Exercise:
Copy the listing lines below, starting with the line that contains "152, 781, 165]" and continuing through the line that contains "[174, 177, 781, 190]", both of those lines included.

* begin Data supplied *

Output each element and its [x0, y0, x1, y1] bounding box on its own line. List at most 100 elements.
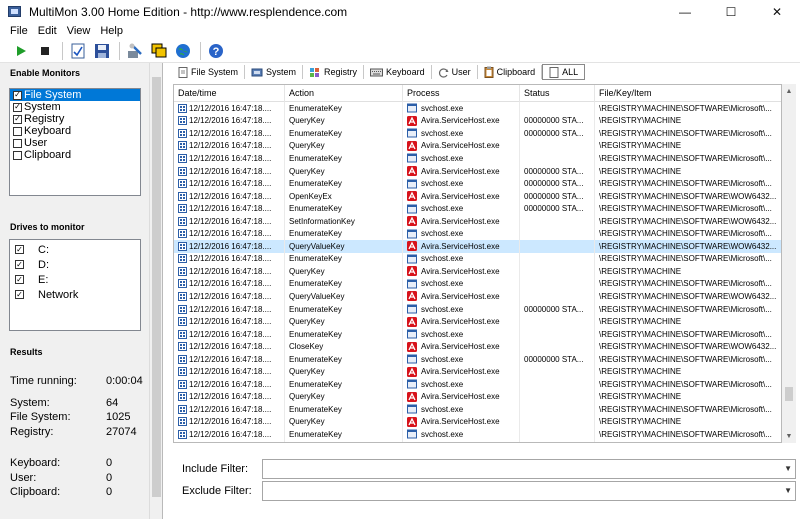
table-row[interactable]: 12/12/2016 16:47:18.... EnumerateKey svcho… — [174, 152, 781, 165]
monitor-checkbox[interactable]: ✓ — [13, 90, 22, 100]
table-row[interactable]: 12/12/2016 16:47:18.... EnumerateKey svcho… — [174, 252, 781, 266]
table-row[interactable]: 12/12/2016 16:47:18.... EnumerateKey svcho… — [174, 177, 781, 190]
table-row[interactable]: 12/12/2016 16:47:18....QueryKeyAvira.Ser… — [174, 315, 781, 328]
table-row[interactable]: 12/12/2016 16:47:18.... EnumerateKey svcho… — [174, 127, 781, 140]
column-header-action[interactable]: Action — [285, 85, 403, 102]
table-row[interactable]: 12/12/2016 16:47:18.... CloseKey Avira.Ser… — [174, 340, 781, 353]
menu-edit[interactable]: Edit — [38, 25, 57, 37]
include-filter-input[interactable] — [263, 460, 778, 478]
cell-text: 12/12/2016 16:47:18.... — [189, 229, 272, 239]
table-row[interactable]: 12/12/2016 16:47:18....QueryKeyAvira.Ser… — [174, 440, 781, 442]
table-row[interactable]: 12/12/2016 16:47:18.... EnumerateKey svcho… — [174, 227, 781, 241]
minimize-button[interactable]: — — [662, 0, 708, 23]
table-row[interactable]: 12/12/2016 16:47:18.... SetInformationKey… — [174, 214, 781, 228]
start-button[interactable] — [10, 40, 32, 62]
table-row[interactable]: 12/12/2016 16:47:18.... EnumerateKey svcho… — [174, 277, 781, 291]
table-row[interactable]: 12/12/2016 16:47:18....QueryKeyAvira.Ser… — [174, 114, 781, 128]
filesystem-count-label: File System: — [10, 411, 71, 423]
table-row[interactable]: 12/12/2016 16:47:18....QueryKeyAvira.Ser… — [174, 265, 781, 278]
drive-item-network[interactable]: ✓ Network — [10, 287, 140, 302]
menu-help[interactable]: Help — [100, 25, 123, 37]
tab-user[interactable]: User — [432, 64, 477, 80]
drive-checkbox[interactable]: ✓ — [15, 290, 24, 299]
options-button[interactable] — [67, 40, 89, 62]
exclude-filter-combo[interactable]: ▼ — [262, 481, 796, 501]
table-row[interactable]: 12/12/2016 16:47:18.... EnumerateKey svcho… — [174, 428, 781, 441]
row-path: \REGISTRY\MACHINE\SOFTWARE\Microsoft\... — [595, 253, 781, 266]
menu-view[interactable]: View — [67, 25, 91, 37]
scroll-up-arrow[interactable]: ▲ — [782, 84, 796, 98]
tab-clipboard[interactable]: Clipboard — [478, 64, 542, 80]
event-grid[interactable]: Date/time Action Process Status File/Key… — [173, 84, 782, 443]
table-row[interactable]: 12/12/2016 16:47:18.... EnumerateKey svcho… — [174, 202, 781, 215]
help-button[interactable]: ? — [205, 40, 227, 62]
monitor-checkbox[interactable] — [13, 138, 22, 148]
column-header-datetime[interactable]: Date/time — [174, 85, 285, 102]
tab-all[interactable]: ALL — [542, 64, 586, 80]
drive-item-d[interactable]: ✓ D: — [10, 257, 140, 272]
cell-text: Avira.ServiceHost.exe — [421, 166, 500, 176]
column-header-process[interactable]: Process — [403, 85, 520, 102]
drive-checkbox[interactable]: ✓ — [15, 275, 24, 284]
chevron-down-icon[interactable]: ▼ — [784, 486, 792, 495]
tools-button[interactable] — [124, 40, 146, 62]
windows-button[interactable] — [148, 40, 170, 62]
monitor-checkbox[interactable]: ✓ — [13, 114, 22, 124]
row-process: Avira.ServiceHost.exe — [403, 265, 520, 278]
tab-keyboard[interactable]: Keyboard — [364, 64, 431, 80]
monitor-item-file-system[interactable]: ✓ File System — [10, 89, 140, 101]
table-row[interactable]: 12/12/2016 16:47:18....QueryKeyAvira.Ser… — [174, 390, 781, 404]
monitor-item-system[interactable]: ✓ System — [10, 101, 140, 113]
monitor-item-registry[interactable]: ✓ Registry — [10, 113, 140, 125]
drives-list[interactable]: ✓ C: ✓ D: ✓ E: ✓ Network — [9, 239, 141, 331]
table-row[interactable]: 12/12/2016 16:47:18.... EnumerateKey svcho… — [174, 102, 781, 115]
monitor-item-keyboard[interactable]: Keyboard — [10, 125, 140, 137]
table-row[interactable]: 12/12/2016 16:47:18.... EnumerateKey svcho… — [174, 327, 781, 341]
table-row[interactable]: 12/12/2016 16:47:18.... EnumerateKey svcho… — [174, 403, 781, 416]
chevron-down-icon[interactable]: ▼ — [784, 464, 792, 473]
row-process: svchost.exe — [403, 403, 520, 416]
column-header-status[interactable]: Status — [520, 85, 595, 102]
table-row[interactable]: 12/12/2016 16:47:18.... EnumerateKey svcho… — [174, 378, 781, 391]
row-action: QueryKey — [285, 365, 403, 379]
monitor-item-clipboard[interactable]: Clipboard — [10, 149, 140, 161]
left-pane-scrollbar[interactable] — [149, 63, 162, 519]
drive-item-e[interactable]: ✓ E: — [10, 272, 140, 287]
monitors-list[interactable]: ✓ File System ✓ System ✓ Registry Keyboa… — [9, 88, 141, 196]
drive-item-c[interactable]: ✓ C: — [10, 242, 140, 257]
table-row[interactable]: 12/12/2016 16:47:18.... QueryValueKey Avir… — [174, 240, 781, 253]
tab-system[interactable]: System — [245, 64, 302, 80]
left-pane-scroll-thumb[interactable] — [152, 77, 161, 497]
table-row[interactable]: 12/12/2016 16:47:18....QueryKeyAvira.Ser… — [174, 164, 781, 178]
table-row[interactable]: 12/12/2016 16:47:18....QueryKeyAvira.Ser… — [174, 365, 781, 379]
table-row[interactable]: 12/12/2016 16:47:18.... EnumerateKey svcho… — [174, 302, 781, 316]
table-row[interactable]: 12/12/2016 16:47:18.... OpenKeyEx Avira.Se… — [174, 189, 781, 203]
save-button[interactable] — [91, 40, 113, 62]
table-row[interactable]: 12/12/2016 16:47:18....QueryKeyAvira.Ser… — [174, 139, 781, 153]
table-row[interactable]: 12/12/2016 16:47:18.... QueryValueKey Avir… — [174, 290, 781, 303]
close-button[interactable]: ✕ — [754, 0, 800, 23]
include-filter-combo[interactable]: ▼ — [262, 459, 796, 479]
tab-file-system[interactable]: File System — [172, 64, 244, 80]
drive-checkbox[interactable]: ✓ — [15, 260, 24, 269]
grid-scrollbar[interactable]: ▲ ▼ — [782, 84, 796, 443]
tab-registry[interactable]: Registry — [303, 64, 363, 80]
row-path: \REGISTRY\MACHINE\SOFTWARE\Microsoft\... — [595, 177, 781, 190]
menu-file[interactable]: File — [10, 25, 28, 37]
tab-label: System — [266, 67, 297, 77]
table-row[interactable]: 12/12/2016 16:47:18....QueryKeyAvira.Ser… — [174, 415, 781, 429]
scroll-down-arrow[interactable]: ▼ — [782, 429, 796, 443]
exclude-filter-input[interactable] — [263, 482, 778, 500]
monitor-checkbox[interactable] — [13, 126, 22, 136]
maximize-button[interactable]: ☐ — [708, 0, 754, 23]
stop-button[interactable] — [34, 40, 56, 62]
monitor-checkbox[interactable] — [13, 150, 22, 160]
website-button[interactable] — [172, 40, 194, 62]
monitor-item-user[interactable]: User — [10, 137, 140, 149]
grid-scroll-thumb[interactable] — [785, 387, 793, 401]
table-row[interactable]: 12/12/2016 16:47:18.... EnumerateKey svcho… — [174, 352, 781, 366]
cell-text: 00000000 STA... — [524, 204, 584, 214]
drive-checkbox[interactable]: ✓ — [15, 245, 24, 254]
column-header-path[interactable]: File/Key/Item — [595, 85, 781, 102]
monitor-checkbox[interactable]: ✓ — [13, 102, 22, 112]
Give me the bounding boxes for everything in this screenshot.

* end Data supplied *

Task solution:
table-row[interactable]: 12/12/2016 16:47:18.... EnumerateKey svcho… — [174, 152, 781, 165]
monitor-checkbox[interactable]: ✓ — [13, 90, 22, 100]
table-row[interactable]: 12/12/2016 16:47:18.... EnumerateKey svcho… — [174, 252, 781, 266]
table-row[interactable]: 12/12/2016 16:47:18.... EnumerateKey svcho… — [174, 177, 781, 190]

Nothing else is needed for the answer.